GIVEN EXERCISE >>
Every line below that holds the string "gameplay" should be copied out.

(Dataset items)
____________
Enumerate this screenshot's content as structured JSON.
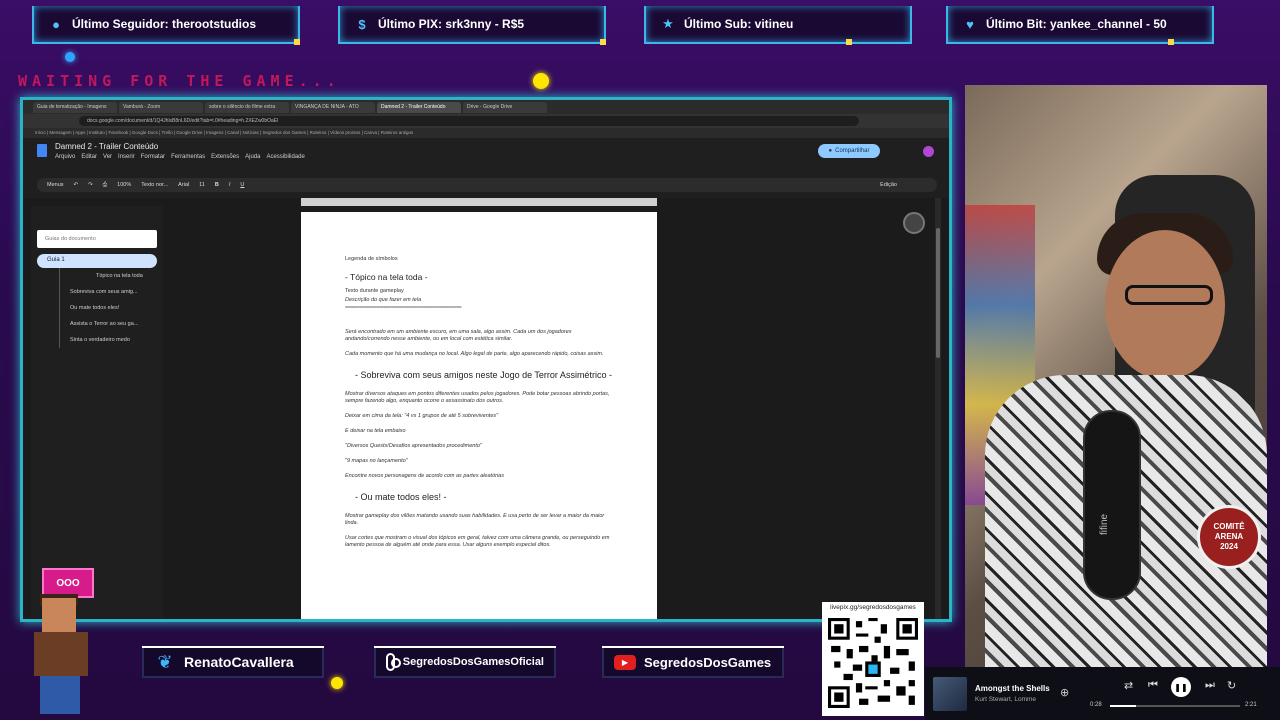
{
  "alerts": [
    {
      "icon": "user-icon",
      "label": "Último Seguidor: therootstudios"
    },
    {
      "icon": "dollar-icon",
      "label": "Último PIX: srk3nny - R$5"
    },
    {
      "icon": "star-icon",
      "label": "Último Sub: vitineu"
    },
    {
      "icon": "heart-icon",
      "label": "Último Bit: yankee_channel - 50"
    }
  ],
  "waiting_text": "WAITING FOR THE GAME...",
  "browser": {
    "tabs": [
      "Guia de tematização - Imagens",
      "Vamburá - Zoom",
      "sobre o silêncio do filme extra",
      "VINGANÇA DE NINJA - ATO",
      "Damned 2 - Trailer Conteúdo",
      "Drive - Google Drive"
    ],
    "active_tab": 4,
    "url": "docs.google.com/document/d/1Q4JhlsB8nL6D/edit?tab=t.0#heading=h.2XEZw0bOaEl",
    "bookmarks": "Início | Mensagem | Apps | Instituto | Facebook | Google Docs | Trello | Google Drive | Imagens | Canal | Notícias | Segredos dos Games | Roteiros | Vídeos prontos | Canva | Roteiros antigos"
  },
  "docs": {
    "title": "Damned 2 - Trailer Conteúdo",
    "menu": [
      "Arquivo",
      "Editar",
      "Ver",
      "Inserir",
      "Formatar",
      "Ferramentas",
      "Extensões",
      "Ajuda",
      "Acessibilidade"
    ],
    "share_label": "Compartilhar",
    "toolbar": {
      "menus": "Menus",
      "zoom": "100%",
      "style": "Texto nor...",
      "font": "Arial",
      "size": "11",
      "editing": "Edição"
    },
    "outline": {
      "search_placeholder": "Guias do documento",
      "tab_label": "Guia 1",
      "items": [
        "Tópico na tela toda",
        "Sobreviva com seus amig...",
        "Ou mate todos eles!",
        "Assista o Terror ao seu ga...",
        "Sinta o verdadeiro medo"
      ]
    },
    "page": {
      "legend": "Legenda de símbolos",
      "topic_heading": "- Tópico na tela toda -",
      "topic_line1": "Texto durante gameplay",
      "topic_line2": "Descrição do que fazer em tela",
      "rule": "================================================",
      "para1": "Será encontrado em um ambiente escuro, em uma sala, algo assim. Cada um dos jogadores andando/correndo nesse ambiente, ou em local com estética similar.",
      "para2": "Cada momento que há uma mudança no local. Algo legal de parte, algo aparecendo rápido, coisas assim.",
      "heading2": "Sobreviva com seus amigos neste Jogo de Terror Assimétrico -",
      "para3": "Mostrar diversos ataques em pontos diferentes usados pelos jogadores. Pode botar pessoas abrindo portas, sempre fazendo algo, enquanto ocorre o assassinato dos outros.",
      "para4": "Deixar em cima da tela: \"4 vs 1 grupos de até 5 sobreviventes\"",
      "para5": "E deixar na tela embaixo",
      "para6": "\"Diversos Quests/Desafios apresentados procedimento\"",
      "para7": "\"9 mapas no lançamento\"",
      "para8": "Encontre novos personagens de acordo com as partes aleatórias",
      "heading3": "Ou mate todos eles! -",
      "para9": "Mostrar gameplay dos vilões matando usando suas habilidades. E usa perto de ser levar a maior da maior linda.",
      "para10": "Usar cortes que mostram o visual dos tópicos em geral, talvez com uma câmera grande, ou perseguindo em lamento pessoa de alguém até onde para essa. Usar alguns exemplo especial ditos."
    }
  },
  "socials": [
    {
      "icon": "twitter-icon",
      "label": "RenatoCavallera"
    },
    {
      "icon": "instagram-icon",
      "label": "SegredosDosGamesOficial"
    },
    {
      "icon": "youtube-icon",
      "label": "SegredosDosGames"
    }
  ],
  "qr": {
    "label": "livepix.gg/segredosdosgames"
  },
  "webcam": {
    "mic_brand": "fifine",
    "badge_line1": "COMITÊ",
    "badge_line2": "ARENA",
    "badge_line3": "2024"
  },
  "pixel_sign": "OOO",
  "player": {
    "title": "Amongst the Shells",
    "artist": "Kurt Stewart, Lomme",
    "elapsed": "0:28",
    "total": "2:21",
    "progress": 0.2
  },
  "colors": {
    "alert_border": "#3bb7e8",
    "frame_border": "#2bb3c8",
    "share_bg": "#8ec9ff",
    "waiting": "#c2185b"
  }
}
____________
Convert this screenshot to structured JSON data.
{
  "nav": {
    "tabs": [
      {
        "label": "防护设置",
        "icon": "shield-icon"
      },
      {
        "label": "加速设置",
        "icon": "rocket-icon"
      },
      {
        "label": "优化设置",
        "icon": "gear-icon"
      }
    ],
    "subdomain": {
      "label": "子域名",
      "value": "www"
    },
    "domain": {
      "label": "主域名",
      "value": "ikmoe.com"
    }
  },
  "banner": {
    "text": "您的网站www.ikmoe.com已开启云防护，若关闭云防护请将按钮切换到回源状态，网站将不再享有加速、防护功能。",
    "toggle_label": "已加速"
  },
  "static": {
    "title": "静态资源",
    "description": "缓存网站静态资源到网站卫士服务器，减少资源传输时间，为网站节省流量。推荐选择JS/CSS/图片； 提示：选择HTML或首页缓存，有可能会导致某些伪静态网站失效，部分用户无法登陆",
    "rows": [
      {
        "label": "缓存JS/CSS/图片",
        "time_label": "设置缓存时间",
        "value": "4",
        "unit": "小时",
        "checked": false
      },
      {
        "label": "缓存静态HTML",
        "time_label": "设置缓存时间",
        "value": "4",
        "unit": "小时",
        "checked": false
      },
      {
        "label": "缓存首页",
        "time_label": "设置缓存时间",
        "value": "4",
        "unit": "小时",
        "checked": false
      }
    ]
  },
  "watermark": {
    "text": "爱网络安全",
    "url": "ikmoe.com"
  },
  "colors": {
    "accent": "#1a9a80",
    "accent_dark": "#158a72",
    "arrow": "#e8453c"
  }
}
____________
WORKED SOLUTION >>
      "topic_line1": "Texto durante gameplay",
      "para9": "Mostrar gameplay dos vilões matando usando suas habilidades. E usa perto de ser levar a maior da maior linda.",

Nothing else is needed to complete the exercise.